What you need to do ->
Keep only the lines that hold the string "plain", filtering out the rest of the entries below.
# Start of Stored rows
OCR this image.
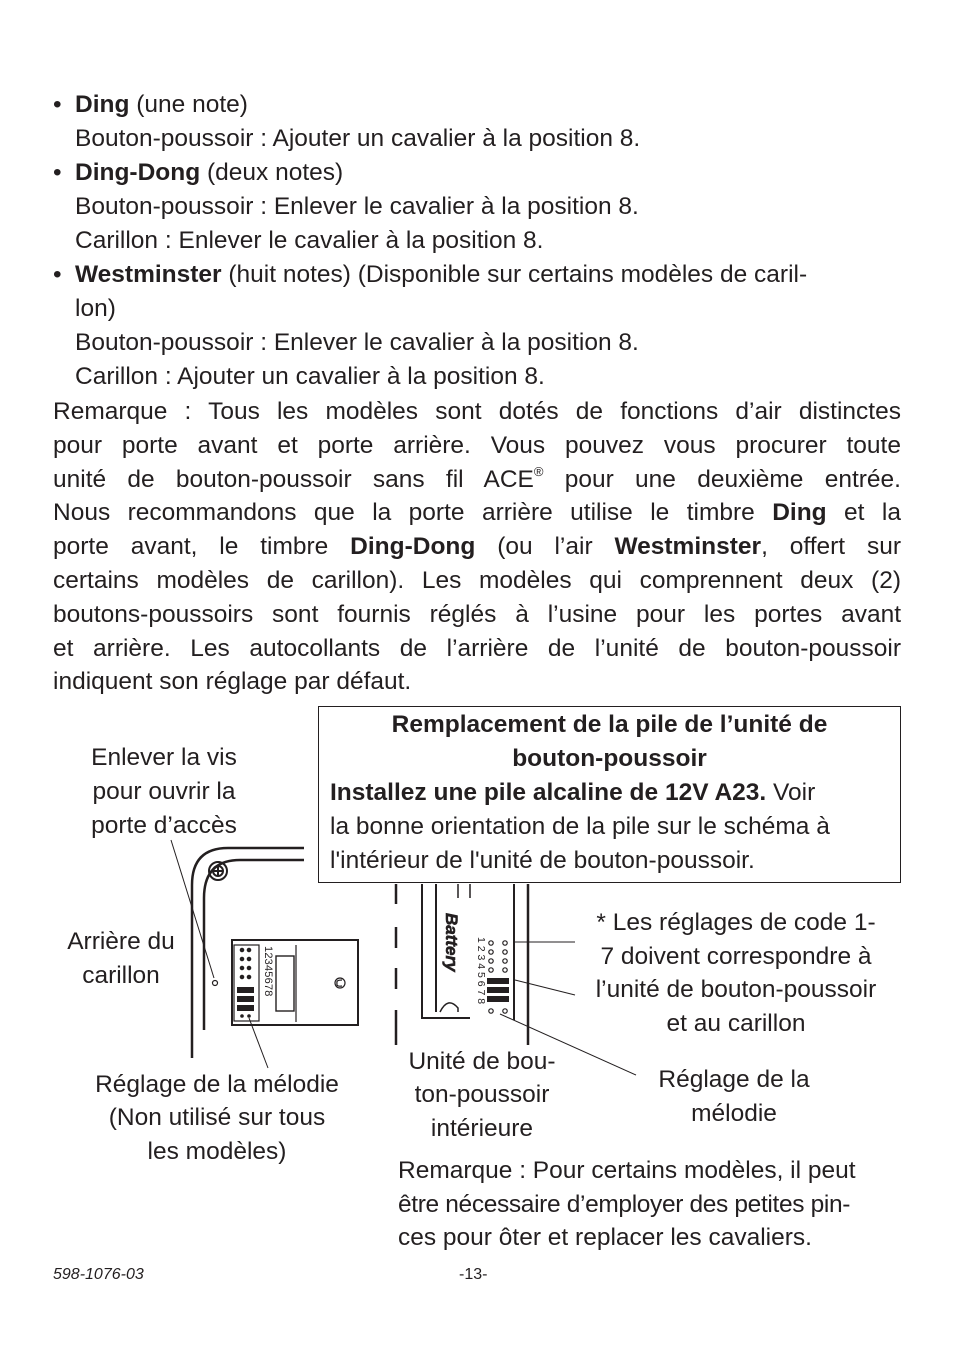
• Ding (une note)
Bouton-poussoir : Ajouter un cavalier à la position 8.
• Ding-Dong (deux notes)
Bouton-poussoir : Enlever le cavalier à la position 8.
Carillon : Enlever le cavalier à la position 8.
• Westminster (huit notes) (Disponible sur certains modèles de caril-
lon)
Bouton-poussoir : Enlever le cavalier à la position 8.
Carillon : Ajouter un cavalier à la position 8.
Remarque : Tous les modèles sont dotés de fonctions d’air distinctes
pour porte avant et porte arrière. Vous pouvez vous procurer toute
unité de bouton-poussoir sans fil ACE® pour une deuxième entrée.
Nous recommandons que la porte arrière utilise le timbre Ding et la
porte avant, le timbre Ding-Dong (ou l’air Westminster, offert sur
certains modèles de carillon). Les modèles qui comprennent deux (2)
boutons-poussoirs sont fournis réglés à l’usine pour les portes avant
et arrière. Les autocollants de l’arrière de l’unité de bouton-poussoir
indiquent son réglage par défaut.
12345678	Battery 1 2 3 4 5 6 7 8
Remplacement de la pile de l’unité de
bouton-poussoir
Installez une pile alcaline de 12V A23. Voir
la bonne orientation de la pile sur le schéma à
l'intérieur de l'unité de bouton-poussoir.
Enlever la vis
pour ouvrir la
porte d’accès
Arrière du
carillon
Réglage de la mélodie
(Non utilisé sur tous
les modèles)
Unité de bou-
ton-poussoir
intérieure
* Les réglages de code 1-
7 doivent correspondre à
l’unité de bouton-poussoir
et au carillon
Réglage de la
mélodie
Remarque : Pour certains modèles, il peut
être nécessaire d’employer des petites pin-
ces pour ôter et replacer les cavaliers.
598-1076-03	-13-
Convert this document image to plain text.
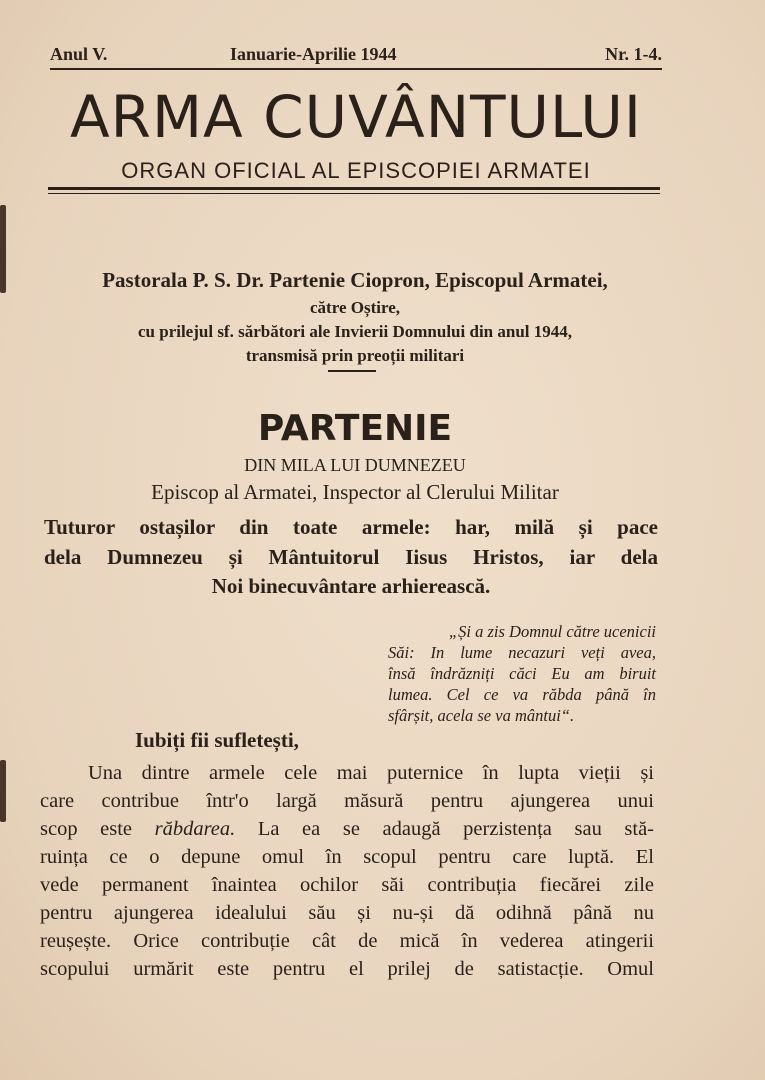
Anul V.	Ianuarie-Aprilie 1944	Nr. 1-4.
ARMA CUVÂNTULUI
ORGAN OFICIAL AL EPISCOPIEI ARMATEI
Pastorala P. S. Dr. Partenie Ciopron, Episcopul Armatei,
către Oștire,
cu prilejul sf. sărbători ale Invierii Domnului din anul 1944,
transmisă prin preoții militari
PARTENIE
DIN MILA LUI DUMNEZEU
Episcop al Armatei, Inspector al Clerului Militar
Tuturor ostașilor din toate armele: har, milă și pace
dela Dumnezeu și Mântuitorul Iisus Hristos, iar dela
Noi binecuvântare arhierească.
„Și a zis Domnul către ucenicii
Săi: In lume necazuri veți avea,
însă îndrăzniți căci Eu am biruit
lumea. Cel ce va răbda până în
sfârșit, acela se va mântui“.
Iubiți fii sufletești,
Una dintre armele cele mai puternice în lupta vieții și
care contribue într'o largă măsură pentru ajungerea unui
scop este răbdarea. La ea se adaugă perzistența sau stă-
ruința ce o depune omul în scopul pentru care luptă. El
vede permanent înaintea ochilor săi contribuția fiecărei zile
pentru ajungerea idealului său și nu-și dă odihnă până nu
reușește. Orice contribuție cât de mică în vederea atingerii
scopului urmărit este pentru el prilej de satistacție. Omul
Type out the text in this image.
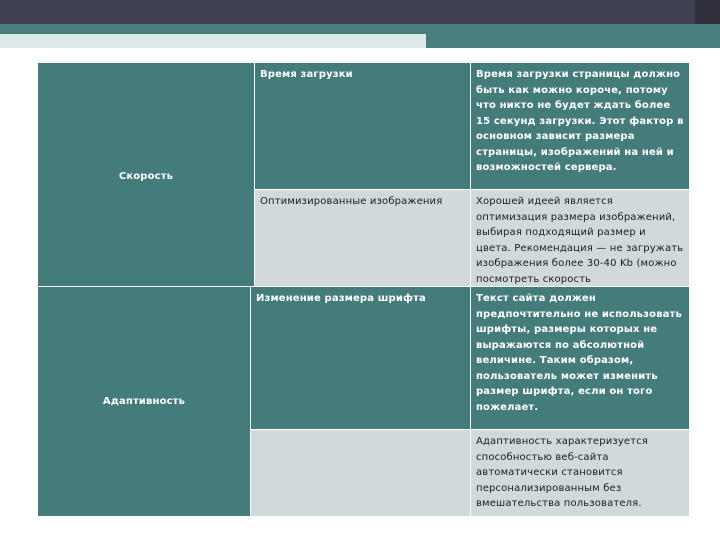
Скорость	Время загрузки	Время загрузки страницы должно быть как можно короче, потому что никто не будет ждать более 15 секунд загрузки. Этот фактор в основном зависит размера страницы, изображений на ней и возможностей сервера.
	Оптимизированные изображения	Хорошей идеей является оптимизация размера изображений, выбирая подходящий размер и цвета. Рекомендация — не загружать изображения более 30-40 Kb (можно посмотреть скорость
Адаптивность	Изменение размера шрифта	Текст сайта должен предпочтительно не использовать шрифты, размеры которых не выражаются по абсолютной величине. Таким образом, пользователь может изменить размер шрифта, если он того пожелает.
		Адаптивность характеризуется способностью веб-сайта автоматически становится персонализированным без вмешательства пользователя.
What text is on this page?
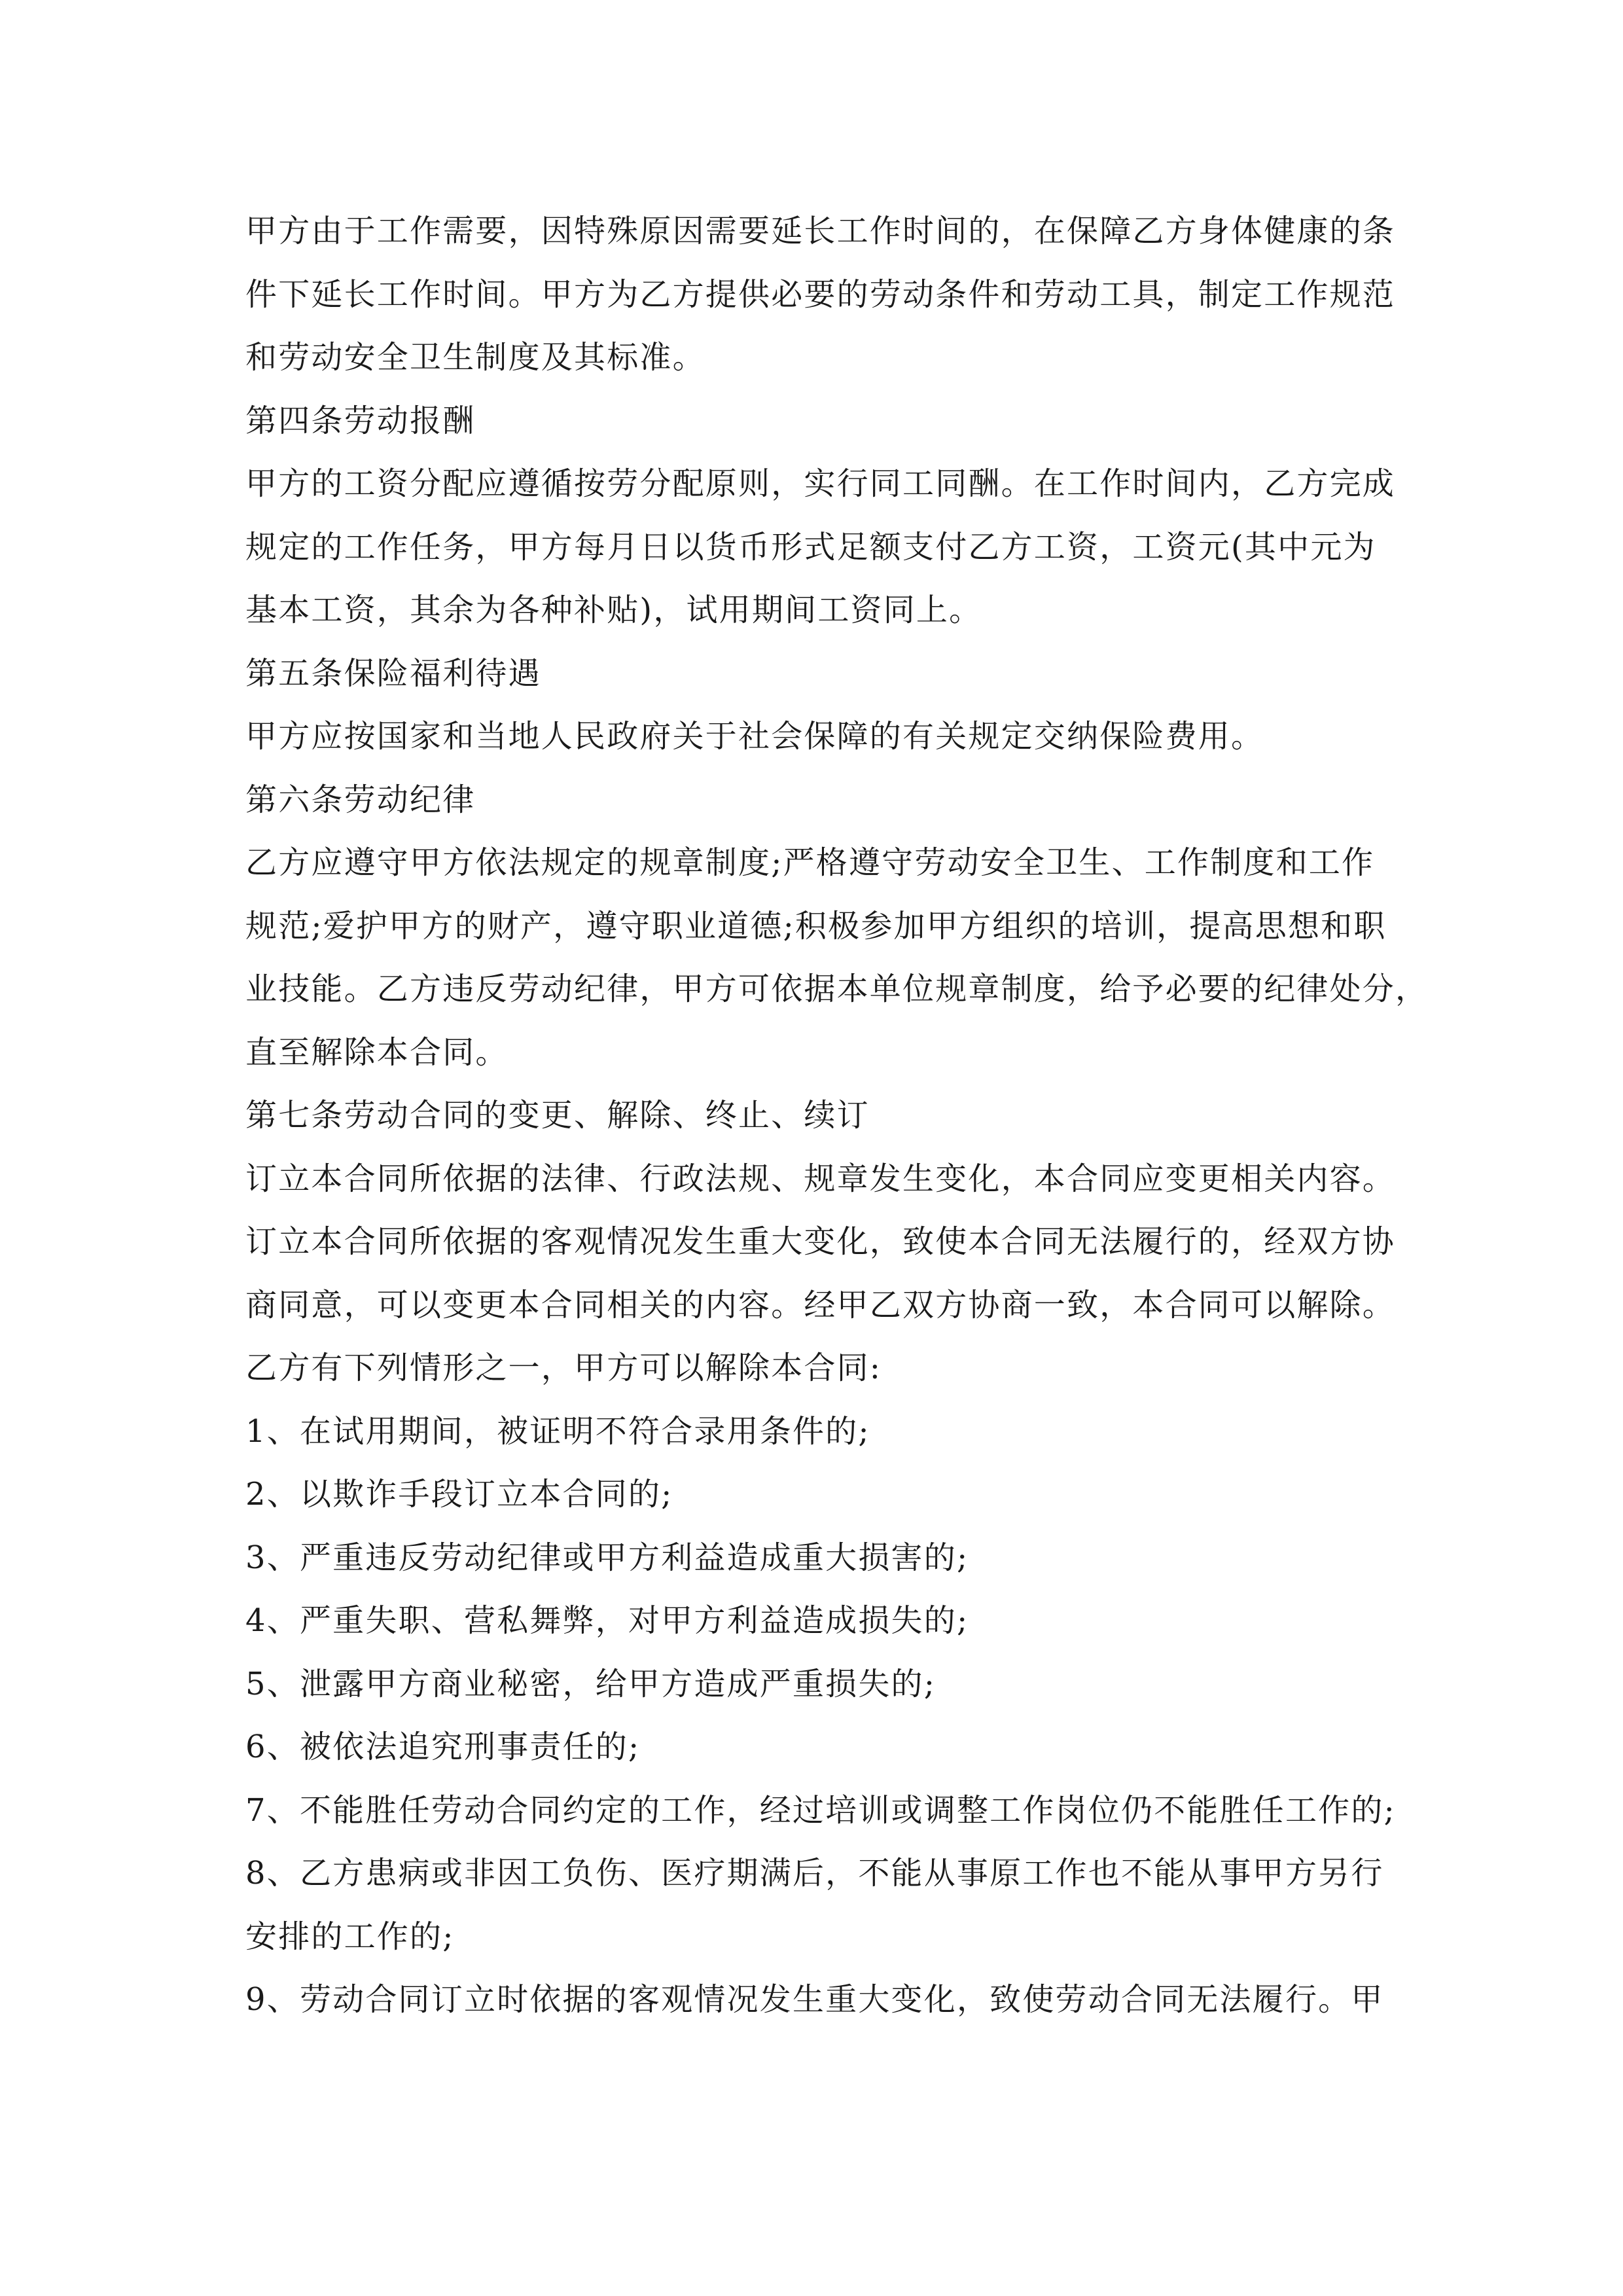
甲方由于工作需要，因特殊原因需要延长工作时间的，在保障乙方身体健康的条
件下延长工作时间。甲方为乙方提供必要的劳动条件和劳动工具，制定工作规范
和劳动安全卫生制度及其标准。
第四条劳动报酬
甲方的工资分配应遵循按劳分配原则，实行同工同酬。在工作时间内，乙方完成
规定的工作任务，甲方每月日以货币形式足额支付乙方工资，工资元(其中元为
基本工资，其余为各种补贴)，试用期间工资同上。
第五条保险福利待遇
甲方应按国家和当地人民政府关于社会保障的有关规定交纳保险费用。
第六条劳动纪律
乙方应遵守甲方依法规定的规章制度;严格遵守劳动安全卫生、工作制度和工作
规范;爱护甲方的财产，遵守职业道德;积极参加甲方组织的培训，提高思想和职
业技能。乙方违反劳动纪律，甲方可依据本单位规章制度，给予必要的纪律处分，
直至解除本合同。
第七条劳动合同的变更、解除、终止、续订
订立本合同所依据的法律、行政法规、规章发生变化，本合同应变更相关内容。
订立本合同所依据的客观情况发生重大变化，致使本合同无法履行的，经双方协
商同意，可以变更本合同相关的内容。经甲乙双方协商一致，本合同可以解除。
乙方有下列情形之一，甲方可以解除本合同:
1、在试用期间，被证明不符合录用条件的;
2、以欺诈手段订立本合同的;
3、严重违反劳动纪律或甲方利益造成重大损害的;
4、严重失职、营私舞弊，对甲方利益造成损失的;
5、泄露甲方商业秘密，给甲方造成严重损失的;
6、被依法追究刑事责任的;
7、不能胜任劳动合同约定的工作，经过培训或调整工作岗位仍不能胜任工作的;
8、乙方患病或非因工负伤、医疗期满后，不能从事原工作也不能从事甲方另行
安排的工作的;
9、劳动合同订立时依据的客观情况发生重大变化，致使劳动合同无法履行。甲
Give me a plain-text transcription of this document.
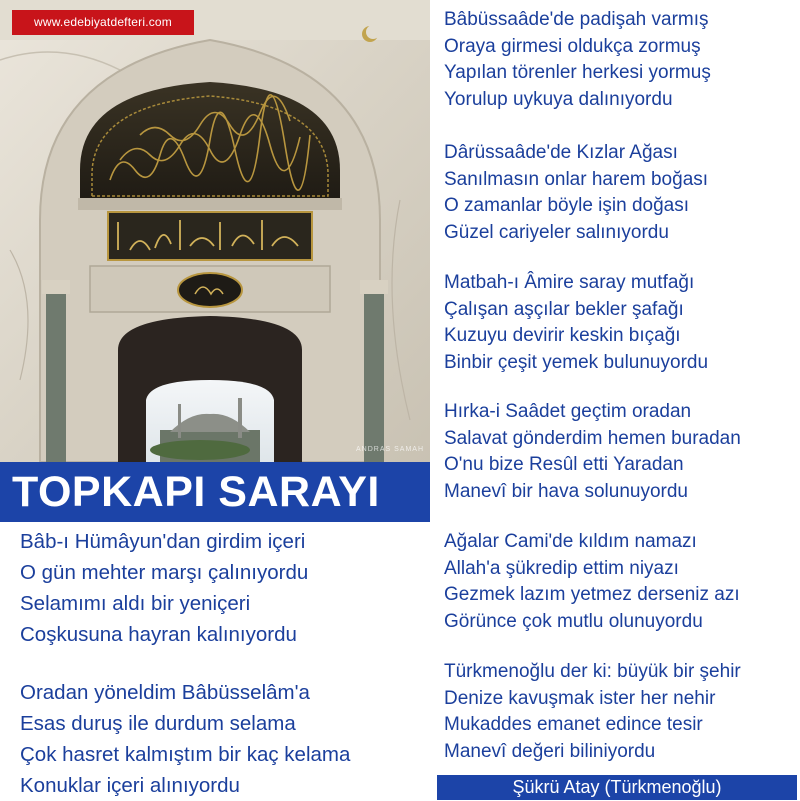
www.edebiyatdefteri.com
ANDRAS SAMAH
TOPKAPI SARAYI
Bâb-ı Hümâyun'dan girdim içeri
O gün mehter marşı çalınıyordu
Selamımı aldı bir yeniçeri
Coşkusuna hayran kalınıyordu
Oradan yöneldim Bâbüsselâm'a
Esas duruş ile durdum selama
Çok hasret kalmıştım bir kaç kelama
Konuklar içeri alınıyordu
Bâbüssaâde'de padişah varmış
Oraya girmesi oldukça zormuş
Yapılan törenler herkesi yormuş
Yorulup uykuya dalınıyordu
Dârüssaâde'de Kızlar Ağası
Sanılmasın onlar harem boğası
O zamanlar böyle işin doğası
Güzel cariyeler salınıyordu
Matbah-ı Âmire saray mutfağı
Çalışan aşçılar bekler şafağı
Kuzuyu devirir keskin bıçağı
Binbir çeşit yemek bulunuyordu
Hırka-i Saâdet geçtim oradan
Salavat gönderdim hemen buradan
O'nu bize Resûl etti Yaradan
Manevî bir hava solunuyordu
Ağalar Cami'de kıldım namazı
Allah'a şükredip ettim niyazı
Gezmek lazım yetmez derseniz azı
Görünce çok mutlu olunuyordu
Türkmenoğlu der ki: büyük bir şehir
Denize kavuşmak ister her nehir
Mukaddes emanet edince tesir
Manevî değeri biliniyordu
Şükrü Atay (Türkmenoğlu)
# End of Stored rows
Solved problem ->
Convert this document image to plain text.
Give me a plain-text transcription of this document.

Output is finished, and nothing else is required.